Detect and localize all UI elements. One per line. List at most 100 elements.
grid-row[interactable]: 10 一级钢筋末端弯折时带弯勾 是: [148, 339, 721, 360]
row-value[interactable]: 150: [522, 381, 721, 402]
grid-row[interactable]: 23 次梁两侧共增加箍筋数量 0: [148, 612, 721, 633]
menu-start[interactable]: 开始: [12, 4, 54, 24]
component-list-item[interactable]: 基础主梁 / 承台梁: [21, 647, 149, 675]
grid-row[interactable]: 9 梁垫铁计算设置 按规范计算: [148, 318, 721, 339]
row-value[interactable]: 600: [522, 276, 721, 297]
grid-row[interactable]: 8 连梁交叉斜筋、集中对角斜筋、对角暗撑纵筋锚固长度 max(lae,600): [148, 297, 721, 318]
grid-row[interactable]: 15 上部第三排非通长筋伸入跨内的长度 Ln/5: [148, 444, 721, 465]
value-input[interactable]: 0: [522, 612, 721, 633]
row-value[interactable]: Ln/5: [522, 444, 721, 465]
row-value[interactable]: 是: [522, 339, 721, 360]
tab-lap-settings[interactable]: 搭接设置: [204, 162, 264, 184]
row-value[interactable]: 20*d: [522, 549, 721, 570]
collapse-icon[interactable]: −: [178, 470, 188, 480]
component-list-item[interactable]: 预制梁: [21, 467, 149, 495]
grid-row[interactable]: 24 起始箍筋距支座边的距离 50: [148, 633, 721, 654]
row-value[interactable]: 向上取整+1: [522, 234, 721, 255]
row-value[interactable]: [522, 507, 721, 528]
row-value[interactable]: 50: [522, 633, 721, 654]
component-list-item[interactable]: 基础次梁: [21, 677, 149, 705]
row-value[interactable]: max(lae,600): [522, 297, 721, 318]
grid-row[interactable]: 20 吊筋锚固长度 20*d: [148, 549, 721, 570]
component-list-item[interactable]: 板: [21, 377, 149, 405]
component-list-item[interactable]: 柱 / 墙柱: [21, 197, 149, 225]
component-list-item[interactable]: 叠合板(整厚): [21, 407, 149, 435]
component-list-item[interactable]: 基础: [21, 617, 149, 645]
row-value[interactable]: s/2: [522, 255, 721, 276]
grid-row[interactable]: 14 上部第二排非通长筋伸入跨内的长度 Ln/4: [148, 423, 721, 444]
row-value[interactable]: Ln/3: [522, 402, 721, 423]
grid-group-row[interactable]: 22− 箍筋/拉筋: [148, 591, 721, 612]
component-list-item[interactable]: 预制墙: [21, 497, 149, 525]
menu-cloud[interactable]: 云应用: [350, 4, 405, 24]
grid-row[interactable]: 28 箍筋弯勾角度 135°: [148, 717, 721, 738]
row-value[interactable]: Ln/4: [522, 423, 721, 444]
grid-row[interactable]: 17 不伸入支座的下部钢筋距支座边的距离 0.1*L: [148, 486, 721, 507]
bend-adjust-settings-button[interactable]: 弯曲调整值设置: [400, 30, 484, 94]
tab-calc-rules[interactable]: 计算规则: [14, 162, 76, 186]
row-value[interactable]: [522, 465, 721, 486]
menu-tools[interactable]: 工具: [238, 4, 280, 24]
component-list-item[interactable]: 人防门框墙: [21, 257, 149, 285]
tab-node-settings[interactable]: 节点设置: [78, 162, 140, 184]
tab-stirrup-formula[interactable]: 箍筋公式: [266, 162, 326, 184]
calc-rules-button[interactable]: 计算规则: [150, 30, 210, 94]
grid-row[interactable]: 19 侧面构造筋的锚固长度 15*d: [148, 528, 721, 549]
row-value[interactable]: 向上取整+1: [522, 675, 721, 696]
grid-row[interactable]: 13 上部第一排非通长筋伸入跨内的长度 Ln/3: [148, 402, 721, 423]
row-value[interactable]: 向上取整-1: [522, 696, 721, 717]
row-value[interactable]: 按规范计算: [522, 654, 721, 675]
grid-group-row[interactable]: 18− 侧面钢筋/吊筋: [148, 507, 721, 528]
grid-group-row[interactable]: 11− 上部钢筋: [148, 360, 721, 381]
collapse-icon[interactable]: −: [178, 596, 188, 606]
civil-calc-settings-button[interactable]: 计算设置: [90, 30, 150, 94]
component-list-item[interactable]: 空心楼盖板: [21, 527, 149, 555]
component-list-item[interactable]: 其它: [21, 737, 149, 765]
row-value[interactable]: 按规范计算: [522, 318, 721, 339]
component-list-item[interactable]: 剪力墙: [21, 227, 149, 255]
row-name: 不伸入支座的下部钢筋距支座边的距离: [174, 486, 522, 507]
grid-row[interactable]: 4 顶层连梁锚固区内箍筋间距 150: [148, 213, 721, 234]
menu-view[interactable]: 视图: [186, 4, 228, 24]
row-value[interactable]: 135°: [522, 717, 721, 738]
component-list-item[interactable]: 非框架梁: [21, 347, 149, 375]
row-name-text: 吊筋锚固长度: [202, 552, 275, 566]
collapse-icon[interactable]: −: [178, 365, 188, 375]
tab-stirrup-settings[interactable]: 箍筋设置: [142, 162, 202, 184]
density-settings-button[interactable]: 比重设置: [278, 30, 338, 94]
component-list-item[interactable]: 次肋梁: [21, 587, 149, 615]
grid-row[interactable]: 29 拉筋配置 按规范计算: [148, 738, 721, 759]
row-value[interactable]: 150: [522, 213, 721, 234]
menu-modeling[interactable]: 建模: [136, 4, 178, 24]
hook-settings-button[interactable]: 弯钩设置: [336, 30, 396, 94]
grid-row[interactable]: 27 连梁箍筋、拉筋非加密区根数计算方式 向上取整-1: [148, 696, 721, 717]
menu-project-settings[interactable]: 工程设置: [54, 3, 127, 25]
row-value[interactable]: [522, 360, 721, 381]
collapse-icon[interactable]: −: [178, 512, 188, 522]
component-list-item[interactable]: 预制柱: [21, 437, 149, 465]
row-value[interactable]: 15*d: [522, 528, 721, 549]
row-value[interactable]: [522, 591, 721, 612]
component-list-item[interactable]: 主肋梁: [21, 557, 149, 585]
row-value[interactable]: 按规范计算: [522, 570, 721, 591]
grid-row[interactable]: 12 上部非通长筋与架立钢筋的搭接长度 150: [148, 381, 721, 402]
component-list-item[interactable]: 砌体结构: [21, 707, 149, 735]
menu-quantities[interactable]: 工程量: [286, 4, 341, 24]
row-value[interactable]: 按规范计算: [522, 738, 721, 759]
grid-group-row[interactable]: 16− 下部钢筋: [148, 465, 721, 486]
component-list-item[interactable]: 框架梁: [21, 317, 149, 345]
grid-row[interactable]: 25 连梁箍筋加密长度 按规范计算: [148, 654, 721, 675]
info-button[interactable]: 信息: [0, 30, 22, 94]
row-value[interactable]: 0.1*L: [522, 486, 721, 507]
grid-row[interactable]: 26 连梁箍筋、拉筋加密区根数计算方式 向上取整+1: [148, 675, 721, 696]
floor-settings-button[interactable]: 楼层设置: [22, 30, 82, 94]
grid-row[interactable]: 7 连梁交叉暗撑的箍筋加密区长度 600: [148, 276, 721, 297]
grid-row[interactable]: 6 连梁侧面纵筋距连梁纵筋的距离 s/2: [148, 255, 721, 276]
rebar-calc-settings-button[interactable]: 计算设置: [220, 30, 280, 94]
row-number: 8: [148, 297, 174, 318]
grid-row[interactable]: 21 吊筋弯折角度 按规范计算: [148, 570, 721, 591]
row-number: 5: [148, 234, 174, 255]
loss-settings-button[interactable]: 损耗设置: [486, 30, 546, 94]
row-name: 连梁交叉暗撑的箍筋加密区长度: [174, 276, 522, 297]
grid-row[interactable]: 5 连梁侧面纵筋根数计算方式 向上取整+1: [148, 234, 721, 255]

Goal => Copy out every line of the records above word for word, with nothing added, left out, or changed.

Output =>
Detect and localize all UI elements. One per line. List at most 100 elements.
grid-row[interactable]: 10 一级钢筋末端弯折时带弯勾 是: [148, 339, 721, 360]
row-value[interactable]: 150: [522, 381, 721, 402]
grid-row[interactable]: 23 次梁两侧共增加箍筋数量 0: [148, 612, 721, 633]
menu-start[interactable]: 开始: [12, 4, 54, 24]
component-list-item[interactable]: 基础主梁 / 承台梁: [21, 647, 149, 675]
grid-row[interactable]: 9 梁垫铁计算设置 按规范计算: [148, 318, 721, 339]
row-value[interactable]: 600: [522, 276, 721, 297]
grid-row[interactable]: 8 连梁交叉斜筋、集中对角斜筋、对角暗撑纵筋锚固长度 max(lae,600): [148, 297, 721, 318]
grid-row[interactable]: 15 上部第三排非通长筋伸入跨内的长度 Ln/5: [148, 444, 721, 465]
value-input[interactable]: 0: [522, 612, 721, 633]
row-value[interactable]: Ln/5: [522, 444, 721, 465]
row-value[interactable]: 是: [522, 339, 721, 360]
tab-lap-settings[interactable]: 搭接设置: [204, 162, 264, 184]
row-value[interactable]: 20*d: [522, 549, 721, 570]
collapse-icon[interactable]: −: [178, 470, 188, 480]
component-list-item[interactable]: 预制梁: [21, 467, 149, 495]
grid-row[interactable]: 24 起始箍筋距支座边的距离 50: [148, 633, 721, 654]
row-value[interactable]: 向上取整+1: [522, 234, 721, 255]
row-value[interactable]: [522, 507, 721, 528]
row-value[interactable]: 50: [522, 633, 721, 654]
component-list-item[interactable]: 基础次梁: [21, 677, 149, 705]
row-value[interactable]: max(lae,600): [522, 297, 721, 318]
grid-row[interactable]: 20 吊筋锚固长度 20*d: [148, 549, 721, 570]
component-list-item[interactable]: 板: [21, 377, 149, 405]
component-list-item[interactable]: 柱 / 墙柱: [21, 197, 149, 225]
component-list-item[interactable]: 叠合板(整厚): [21, 407, 149, 435]
component-list-item[interactable]: 基础: [21, 617, 149, 645]
row-value[interactable]: s/2: [522, 255, 721, 276]
grid-row[interactable]: 14 上部第二排非通长筋伸入跨内的长度 Ln/4: [148, 423, 721, 444]
row-value[interactable]: Ln/3: [522, 402, 721, 423]
grid-group-row[interactable]: 22− 箍筋/拉筋: [148, 591, 721, 612]
component-list-item[interactable]: 预制墙: [21, 497, 149, 525]
menu-cloud[interactable]: 云应用: [350, 4, 405, 24]
grid-row[interactable]: 28 箍筋弯勾角度 135°: [148, 717, 721, 738]
row-value[interactable]: Ln/4: [522, 423, 721, 444]
grid-row[interactable]: 17 不伸入支座的下部钢筋距支座边的距离 0.1*L: [148, 486, 721, 507]
bend-adjust-settings-button[interactable]: 弯曲调整值设置: [400, 30, 484, 94]
tab-calc-rules[interactable]: 计算规则: [14, 162, 76, 186]
row-value[interactable]: [522, 465, 721, 486]
menu-tools[interactable]: 工具: [238, 4, 280, 24]
component-list-item[interactable]: 人防门框墙: [21, 257, 149, 285]
tab-node-settings[interactable]: 节点设置: [78, 162, 140, 184]
tab-stirrup-formula[interactable]: 箍筋公式: [266, 162, 326, 184]
calc-rules-button[interactable]: 计算规则: [150, 30, 210, 94]
grid-row[interactable]: 19 侧面构造筋的锚固长度 15*d: [148, 528, 721, 549]
row-value[interactable]: 向上取整+1: [522, 675, 721, 696]
grid-row[interactable]: 13 上部第一排非通长筋伸入跨内的长度 Ln/3: [148, 402, 721, 423]
row-value[interactable]: 向上取整-1: [522, 696, 721, 717]
row-value[interactable]: 按规范计算: [522, 654, 721, 675]
grid-group-row[interactable]: 18− 侧面钢筋/吊筋: [148, 507, 721, 528]
grid-group-row[interactable]: 11− 上部钢筋: [148, 360, 721, 381]
collapse-icon[interactable]: −: [178, 596, 188, 606]
civil-calc-settings-button[interactable]: 计算设置: [90, 30, 150, 94]
component-list-item[interactable]: 空心楼盖板: [21, 527, 149, 555]
component-list-item[interactable]: 其它: [21, 737, 149, 765]
row-value[interactable]: 按规范计算: [522, 318, 721, 339]
component-list-item[interactable]: 剪力墙: [21, 227, 149, 255]
row-name: 不伸入支座的下部钢筋距支座边的距离: [174, 486, 522, 507]
grid-row[interactable]: 4 顶层连梁锚固区内箍筋间距 150: [148, 213, 721, 234]
menu-view[interactable]: 视图: [186, 4, 228, 24]
row-value[interactable]: 135°: [522, 717, 721, 738]
component-list-item[interactable]: 非框架梁: [21, 347, 149, 375]
row-name-text: 吊筋锚固长度: [202, 552, 275, 566]
collapse-icon[interactable]: −: [178, 365, 188, 375]
tab-stirrup-settings[interactable]: 箍筋设置: [142, 162, 202, 184]
density-settings-button[interactable]: 比重设置: [278, 30, 338, 94]
component-list-item[interactable]: 次肋梁: [21, 587, 149, 615]
grid-row[interactable]: 29 拉筋配置 按规范计算: [148, 738, 721, 759]
row-value[interactable]: 150: [522, 213, 721, 234]
menu-modeling[interactable]: 建模: [136, 4, 178, 24]
hook-settings-button[interactable]: 弯钩设置: [336, 30, 396, 94]
grid-row[interactable]: 27 连梁箍筋、拉筋非加密区根数计算方式 向上取整-1: [148, 696, 721, 717]
menu-project-settings[interactable]: 工程设置: [54, 3, 127, 25]
row-value[interactable]: [522, 360, 721, 381]
collapse-icon[interactable]: −: [178, 512, 188, 522]
component-list-item[interactable]: 预制柱: [21, 437, 149, 465]
row-value[interactable]: 15*d: [522, 528, 721, 549]
row-value[interactable]: [522, 591, 721, 612]
component-list-item[interactable]: 主肋梁: [21, 557, 149, 585]
row-value[interactable]: 按规范计算: [522, 570, 721, 591]
grid-row[interactable]: 12 上部非通长筋与架立钢筋的搭接长度 150: [148, 381, 721, 402]
component-list-item[interactable]: 砌体结构: [21, 707, 149, 735]
menu-quantities[interactable]: 工程量: [286, 4, 341, 24]
row-value[interactable]: 按规范计算: [522, 738, 721, 759]
grid-group-row[interactable]: 16− 下部钢筋: [148, 465, 721, 486]
component-list-item[interactable]: 框架梁: [21, 317, 149, 345]
grid-row[interactable]: 25 连梁箍筋加密长度 按规范计算: [148, 654, 721, 675]
info-button[interactable]: 信息: [0, 30, 22, 94]
row-value[interactable]: 0.1*L: [522, 486, 721, 507]
grid-row[interactable]: 26 连梁箍筋、拉筋加密区根数计算方式 向上取整+1: [148, 675, 721, 696]
floor-settings-button[interactable]: 楼层设置: [22, 30, 82, 94]
grid-row[interactable]: 7 连梁交叉暗撑的箍筋加密区长度 600: [148, 276, 721, 297]
grid-row[interactable]: 6 连梁侧面纵筋距连梁纵筋的距离 s/2: [148, 255, 721, 276]
rebar-calc-settings-button[interactable]: 计算设置: [220, 30, 280, 94]
row-number: 8: [148, 297, 174, 318]
grid-row[interactable]: 21 吊筋弯折角度 按规范计算: [148, 570, 721, 591]
row-number: 5: [148, 234, 174, 255]
loss-settings-button[interactable]: 损耗设置: [486, 30, 546, 94]
row-name: 连梁交叉暗撑的箍筋加密区长度: [174, 276, 522, 297]
grid-row[interactable]: 5 连梁侧面纵筋根数计算方式 向上取整+1: [148, 234, 721, 255]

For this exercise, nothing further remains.